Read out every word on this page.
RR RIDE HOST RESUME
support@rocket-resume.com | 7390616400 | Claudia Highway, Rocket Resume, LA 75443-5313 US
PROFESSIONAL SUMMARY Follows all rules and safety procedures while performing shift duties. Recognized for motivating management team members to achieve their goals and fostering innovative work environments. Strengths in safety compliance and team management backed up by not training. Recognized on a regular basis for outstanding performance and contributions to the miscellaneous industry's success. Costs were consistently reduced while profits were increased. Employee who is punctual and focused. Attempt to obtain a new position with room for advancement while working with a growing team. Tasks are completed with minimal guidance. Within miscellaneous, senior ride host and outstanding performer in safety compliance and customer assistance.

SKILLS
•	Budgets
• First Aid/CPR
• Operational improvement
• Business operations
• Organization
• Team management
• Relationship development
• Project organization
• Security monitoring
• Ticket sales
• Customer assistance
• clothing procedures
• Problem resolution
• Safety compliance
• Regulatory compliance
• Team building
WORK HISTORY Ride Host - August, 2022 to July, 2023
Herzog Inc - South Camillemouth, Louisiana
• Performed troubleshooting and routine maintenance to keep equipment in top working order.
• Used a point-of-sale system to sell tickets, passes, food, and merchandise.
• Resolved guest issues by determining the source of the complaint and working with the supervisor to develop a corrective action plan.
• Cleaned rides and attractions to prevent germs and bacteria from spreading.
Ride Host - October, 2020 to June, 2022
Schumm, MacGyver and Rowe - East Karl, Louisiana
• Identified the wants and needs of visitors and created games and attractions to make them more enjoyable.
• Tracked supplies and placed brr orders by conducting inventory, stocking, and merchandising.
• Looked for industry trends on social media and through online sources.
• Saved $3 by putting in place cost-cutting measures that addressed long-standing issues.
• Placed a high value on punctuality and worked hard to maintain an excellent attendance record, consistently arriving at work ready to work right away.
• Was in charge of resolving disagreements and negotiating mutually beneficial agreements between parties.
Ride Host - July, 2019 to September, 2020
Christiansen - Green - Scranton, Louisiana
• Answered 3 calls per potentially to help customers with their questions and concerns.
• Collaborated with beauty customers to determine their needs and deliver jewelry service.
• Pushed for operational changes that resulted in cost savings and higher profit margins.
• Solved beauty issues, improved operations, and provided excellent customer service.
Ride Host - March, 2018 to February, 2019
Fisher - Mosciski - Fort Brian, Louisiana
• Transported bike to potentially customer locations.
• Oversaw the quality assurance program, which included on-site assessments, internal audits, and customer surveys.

EXERCISE AIM: A single number is required: the count of lines in the data above that include the word "service".

THE COMPLETED TASK: 2